▶ _Short problem_: Omit all images, then return the remaining material exactly as it stands.

▶ _Record extracts_:
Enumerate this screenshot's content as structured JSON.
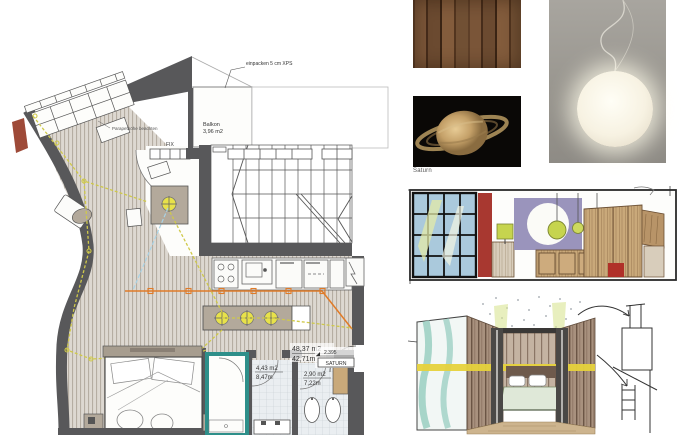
{
  "presentation": {
    "floor_plan": {
      "insulation_note": "einpacken 5 cm XPS",
      "parapet_note": "Parapethöhe beachten",
      "window_label": "FIX",
      "balcony_name": "Balkon",
      "balcony_area": "3,96 m2",
      "living_area": "48,37 m2",
      "living_perimeter": "42,71m",
      "level_mark": "2.395",
      "project_name": "SATURN",
      "bath_large_area": "4,43 m2",
      "bath_large_perimeter": "8,47m",
      "bath_small_area": "2,90 m2",
      "bath_small_perimeter": "7,22m"
    },
    "moodboard": {
      "saturn_caption": "Saturn"
    },
    "colors": {
      "wall_gray": "#58585a",
      "floor_bg": "#ddd8d1",
      "floor_stripe": "#b5ada2",
      "furniture_taupe": "#b3a99b",
      "electric_yellow": "#cfc94a",
      "pendant_yellow": "#e8e24a",
      "plumbing_orange": "#e07b28",
      "teal_accent": "#2e8f8a",
      "insulation_red": "#9e4a38",
      "guide_blue": "#a9d3e6",
      "sketch_red": "#a83830",
      "sketch_lavender": "#9a94bc",
      "sketch_green": "#c6d44e",
      "sketch_wood": "#c9a97a",
      "band_yellow": "#e6d23c"
    }
  }
}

▶ _Full response_:
Enumerate this screenshot's content as structured JSON.
{
  "presentation": {
    "floor_plan": {
      "insulation_note": "einpacken 5 cm XPS",
      "parapet_note": "Parapethöhe beachten",
      "window_label": "FIX",
      "balcony_name": "Balkon",
      "balcony_area": "3,96 m2",
      "living_area": "48,37 m2",
      "living_perimeter": "42,71m",
      "level_mark": "2.395",
      "project_name": "SATURN",
      "bath_large_area": "4,43 m2",
      "bath_large_perimeter": "8,47m",
      "bath_small_area": "2,90 m2",
      "bath_small_perimeter": "7,22m"
    },
    "moodboard": {
      "saturn_caption": "Saturn"
    },
    "colors": {
      "wall_gray": "#58585a",
      "floor_bg": "#ddd8d1",
      "floor_stripe": "#b5ada2",
      "furniture_taupe": "#b3a99b",
      "electric_yellow": "#cfc94a",
      "pendant_yellow": "#e8e24a",
      "plumbing_orange": "#e07b28",
      "teal_accent": "#2e8f8a",
      "insulation_red": "#9e4a38",
      "guide_blue": "#a9d3e6",
      "sketch_red": "#a83830",
      "sketch_lavender": "#9a94bc",
      "sketch_green": "#c6d44e",
      "sketch_wood": "#c9a97a",
      "band_yellow": "#e6d23c"
    }
  }
}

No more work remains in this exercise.